**STATED GOAL**
Retype all of the data. Every line must match exactly.

══ ROWS ══

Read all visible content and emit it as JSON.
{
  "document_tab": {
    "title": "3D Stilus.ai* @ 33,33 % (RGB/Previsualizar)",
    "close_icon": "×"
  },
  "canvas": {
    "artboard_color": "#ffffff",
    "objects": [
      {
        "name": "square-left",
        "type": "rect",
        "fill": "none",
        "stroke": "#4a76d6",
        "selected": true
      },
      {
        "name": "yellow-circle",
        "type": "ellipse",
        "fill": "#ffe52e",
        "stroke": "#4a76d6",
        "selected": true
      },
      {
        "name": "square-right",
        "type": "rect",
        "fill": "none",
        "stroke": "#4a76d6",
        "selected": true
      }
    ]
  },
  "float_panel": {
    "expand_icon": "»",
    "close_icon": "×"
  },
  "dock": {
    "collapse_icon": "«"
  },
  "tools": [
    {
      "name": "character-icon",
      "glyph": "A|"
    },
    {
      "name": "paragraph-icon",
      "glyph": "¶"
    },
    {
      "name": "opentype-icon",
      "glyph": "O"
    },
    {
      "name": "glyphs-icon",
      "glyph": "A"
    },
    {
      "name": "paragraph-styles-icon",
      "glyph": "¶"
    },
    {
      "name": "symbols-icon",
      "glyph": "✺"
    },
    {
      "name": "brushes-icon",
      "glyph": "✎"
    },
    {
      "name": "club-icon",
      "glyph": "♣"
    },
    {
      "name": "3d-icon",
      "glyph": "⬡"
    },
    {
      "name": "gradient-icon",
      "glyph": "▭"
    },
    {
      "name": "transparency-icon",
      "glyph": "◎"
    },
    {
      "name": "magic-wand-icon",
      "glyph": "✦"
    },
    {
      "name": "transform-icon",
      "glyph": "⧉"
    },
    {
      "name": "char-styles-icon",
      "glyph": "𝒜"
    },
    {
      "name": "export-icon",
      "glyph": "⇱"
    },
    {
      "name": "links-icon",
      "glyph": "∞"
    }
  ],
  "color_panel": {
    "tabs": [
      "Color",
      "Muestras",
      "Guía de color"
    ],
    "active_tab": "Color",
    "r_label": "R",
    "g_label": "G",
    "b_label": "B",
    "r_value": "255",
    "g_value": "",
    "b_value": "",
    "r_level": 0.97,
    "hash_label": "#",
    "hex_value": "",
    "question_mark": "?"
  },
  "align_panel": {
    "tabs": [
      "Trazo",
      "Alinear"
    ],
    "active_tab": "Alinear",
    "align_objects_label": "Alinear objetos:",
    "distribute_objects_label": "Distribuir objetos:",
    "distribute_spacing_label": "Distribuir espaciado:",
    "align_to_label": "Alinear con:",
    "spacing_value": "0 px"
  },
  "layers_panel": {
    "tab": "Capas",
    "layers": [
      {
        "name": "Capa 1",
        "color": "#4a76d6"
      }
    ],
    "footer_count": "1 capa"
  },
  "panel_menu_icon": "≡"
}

═══

**ANSWER TO THIS PROBLEM**
Read all visible content and emit it as JSON.
{
  "document_tab": {
    "title": "3D Stilus.ai* @ 33,33 % (RGB/Previsualizar)",
    "close_icon": "×"
  },
  "canvas": {
    "artboard_color": "#ffffff",
    "objects": [
      {
        "name": "square-left",
        "type": "rect",
        "fill": "none",
        "stroke": "#4a76d6",
        "selected": true
      },
      {
        "name": "yellow-circle",
        "type": "ellipse",
        "fill": "#ffe52e",
        "stroke": "#4a76d6",
        "selected": true
      },
      {
        "name": "square-right",
        "type": "rect",
        "fill": "none",
        "stroke": "#4a76d6",
        "selected": true
      }
    ]
  },
  "float_panel": {
    "expand_icon": "»",
    "close_icon": "×"
  },
  "dock": {
    "collapse_icon": "«"
  },
  "tools": [
    {
      "name": "character-icon",
      "glyph": "A|"
    },
    {
      "name": "paragraph-icon",
      "glyph": "¶"
    },
    {
      "name": "opentype-icon",
      "glyph": "O"
    },
    {
      "name": "glyphs-icon",
      "glyph": "A"
    },
    {
      "name": "paragraph-styles-icon",
      "glyph": "¶"
    },
    {
      "name": "symbols-icon",
      "glyph": "✺"
    },
    {
      "name": "brushes-icon",
      "glyph": "✎"
    },
    {
      "name": "club-icon",
      "glyph": "♣"
    },
    {
      "name": "3d-icon",
      "glyph": "⬡"
    },
    {
      "name": "gradient-icon",
      "glyph": "▭"
    },
    {
      "name": "transparency-icon",
      "glyph": "◎"
    },
    {
      "name": "magic-wand-icon",
      "glyph": "✦"
    },
    {
      "name": "transform-icon",
      "glyph": "⧉"
    },
    {
      "name": "char-styles-icon",
      "glyph": "𝒜"
    },
    {
      "name": "export-icon",
      "glyph": "⇱"
    },
    {
      "name": "links-icon",
      "glyph": "∞"
    }
  ],
  "color_panel": {
    "tabs": [
      "Color",
      "Muestras",
      "Guía de color"
    ],
    "active_tab": "Color",
    "r_label": "R",
    "g_label": "G",
    "b_label": "B",
    "r_value": "255",
    "g_value": "",
    "b_value": "",
    "r_level": 0.97,
    "hash_label": "#",
    "hex_value": "",
    "question_mark": "?"
  },
  "align_panel": {
    "tabs": [
      "Trazo",
      "Alinear"
    ],
    "active_tab": "Alinear",
    "align_objects_label": "Alinear objetos:",
    "distribute_objects_label": "Distribuir objetos:",
    "distribute_spacing_label": "Distribuir espaciado:",
    "align_to_label": "Alinear con:",
    "spacing_value": "0 px"
  },
  "layers_panel": {
    "tab": "Capas",
    "layers": [
      {
        "name": "Capa 1",
        "color": "#4a76d6"
      }
    ],
    "footer_count": "1 capa"
  },
  "panel_menu_icon": "≡"
}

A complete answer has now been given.